● **Kaynak Metin**
++++++++++++++++++++

ALBERT EİNSTEİN: İnsanların yaptığı ve bulguladığı her şey, gereksinimlerini sağlama ve acılarını gidermeye sıkı sıkıya bağlıdır.

ALBERT EİNSTEİN
DİN VE BİLİM

İnsanların yaptığı ve bulguladığı her şey, gereksinimlerini sağlama ve acılarını gidermeye sıkı sıkıya bağlıdır. Dinsel hareketler ve onların gelişimi anlaşılmak istendiğinde, bu hiçbir zaman akıldan çıkarılmamalı. Ne tür bir yücelik olarak görünürse görünsün, bütün insansal amaçların ve ulaşılan başarıların temelinde duygular ve istekler yatıyor.

Hangi duygular ve gereksinimler insanları dinsel düşüncelere ve bu sözcüğün en geniş anlamıyla dine götürüyor? Şayet bu konu üzerinde azıcık da olsa düşünecek olursak, dinsel duyguların ve heyecanların beşiğinde en değişik duyguların yattığını kısa sürede görürüz. İlkel insanların kafasındaki dinsel tasarımları her şeyden önce korku, açlık korkusu, yabanıl hayvanlar karşısında duyulan korku, hastalıklar ve ölüm karşısındaki korku doğuruyordu. Yaşamın bu aşamasında (olaylar arasındaki, ç.) nedensel bağların kavranışı genellikle son derece düşük bir düzeyde olduğundan, insan usu, insan için korkunç olan olaylara bağlı istem ve eylemden kendisi için daha çok veya daha az benzeşik bir varlık yaratır. Bundan sonra insanlar, bu varlığı merhamete getirmeyi düşünmeye başlarlar. Bunun için belli etkinliklerde bulunur ve birbirine uygun olarak kuşaktan kuşağa aktarılan kurbanlar sunarlar; bu varlığı yatıştırmaya, yani onu insanlara yaklaşımında daha iyilikçi kılmaya yardımcı olurlar. Bu bakımdan ben buna korkunun dini diyorum. Dinin doğuşu değil ama kurumlaşması, kendilerine insanlar ile insanların korktukları (tanrılaştırılmış, ç.) varlıklar arasında aracılık rolü biçen ve buna dayanarak hegemonyalarını kuran ayrı bir din adamları kastının oluşumuna önemli ölçüde hizmet eder. Konumu başka etkenlerle belirlenen bir şef veya yönetici ya da herhangi bir ayrıcalıklı sınıf, dünyasal egemenliği sık sık din adamlarının işlevleriyle birleştirmekte, ya da ortak çıkarlar elde etmek için iktidardaki politik kast din adamları kastıyla el ele vermektedir.

++++++++++++++++++++

● **Kayıt Dizisi**
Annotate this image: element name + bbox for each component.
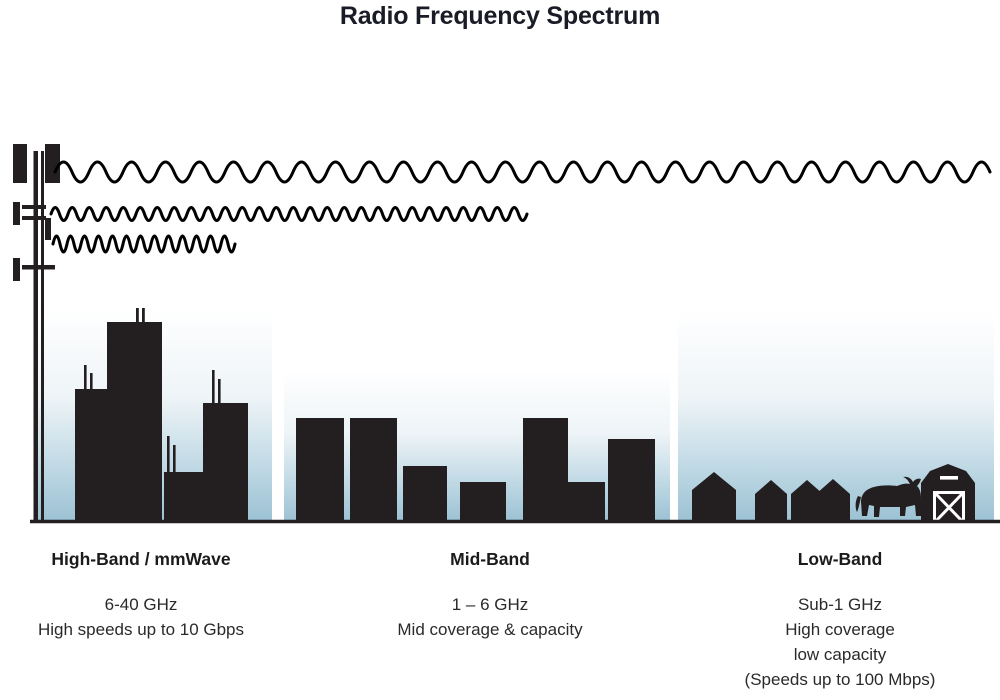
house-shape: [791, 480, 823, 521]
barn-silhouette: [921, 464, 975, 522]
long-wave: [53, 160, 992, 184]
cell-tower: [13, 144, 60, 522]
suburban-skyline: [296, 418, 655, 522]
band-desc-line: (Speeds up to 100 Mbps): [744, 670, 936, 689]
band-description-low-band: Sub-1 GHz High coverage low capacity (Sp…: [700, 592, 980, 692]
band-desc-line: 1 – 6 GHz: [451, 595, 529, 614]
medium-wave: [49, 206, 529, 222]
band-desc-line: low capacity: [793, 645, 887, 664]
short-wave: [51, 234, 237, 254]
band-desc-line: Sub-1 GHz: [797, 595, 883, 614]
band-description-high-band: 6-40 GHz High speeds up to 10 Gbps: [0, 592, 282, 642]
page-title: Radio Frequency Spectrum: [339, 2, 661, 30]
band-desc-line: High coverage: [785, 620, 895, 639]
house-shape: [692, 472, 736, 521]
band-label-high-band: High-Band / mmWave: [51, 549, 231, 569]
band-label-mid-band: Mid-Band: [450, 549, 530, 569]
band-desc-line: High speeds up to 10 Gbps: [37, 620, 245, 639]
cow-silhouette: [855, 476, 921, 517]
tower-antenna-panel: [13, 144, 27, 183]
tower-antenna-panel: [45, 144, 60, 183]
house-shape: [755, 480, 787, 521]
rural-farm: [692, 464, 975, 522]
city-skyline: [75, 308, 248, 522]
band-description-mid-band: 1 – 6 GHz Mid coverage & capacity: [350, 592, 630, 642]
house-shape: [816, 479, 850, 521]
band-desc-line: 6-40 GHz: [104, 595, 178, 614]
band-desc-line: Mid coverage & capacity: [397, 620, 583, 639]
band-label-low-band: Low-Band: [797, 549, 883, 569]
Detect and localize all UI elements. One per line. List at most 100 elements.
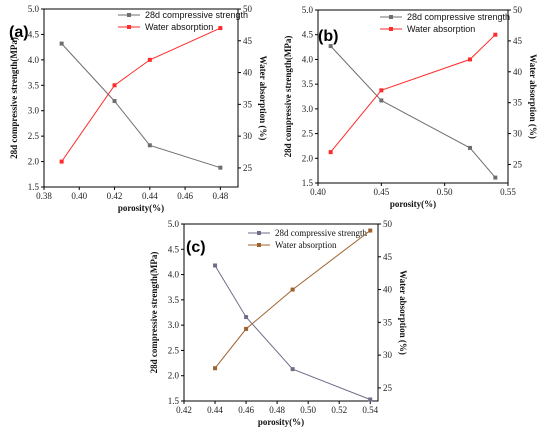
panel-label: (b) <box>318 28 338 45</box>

++++++++++++++++++++

● **Görev 1**
Din ve bilim metnine göre aşağıdaki soruları yanıtlayınız:
(a) Bütün insansal amaçların ve ulaşılan başarıların temelinde ne yatmaktadır?
(b) İlkel insanların kafasındaki dinsel tasarımları her şeyden önce ne doğuruyordu?
(c) Metinde bu din türüne hangi ad verilmektedir?
● **Görev 2**
Din ve bilim metninden "ALBERT EİNSTEİN: İnsanların" sözcüklerini içeren yerden başlayan bölümü harfi harfine yazınız; "ve istekler yatıyor." sözcüklerinden sonra bırakınız.

● **Yanıt 1**
(a) Duygular ve istekler.
(b) Korku: açlık korkusu, yabanıl hayvanlar karşısında duyulan korku, hastalıklar ve ölüm karşısındaki korku.
(c) Korkunun dini.

● **Yanıt 2**
ALBERT EİNSTEİN: İnsanların yaptığı ve bulguladığı her şey, gereksinimlerini sağlama ve acılarını gidermeye sıkı sıkıya bağlıdır.

ALBERT EİNSTEİN
DİN VE BİLİM

İnsanların yaptığı ve bulguladığı her şey, gereksinimlerini sağlama ve acılarını gidermeye sıkı sıkıya bağlıdır. Dinsel hareketler ve onların gelişimi anlaşılmak istendiğinde, bu hiçbir zaman akıldan çıkarılmamalı. Ne tür bir yücelik olarak görünürse görünsün, bütün insansal amaçların ve ulaşılan başarıların temelinde duygular ve istekler yatıyor.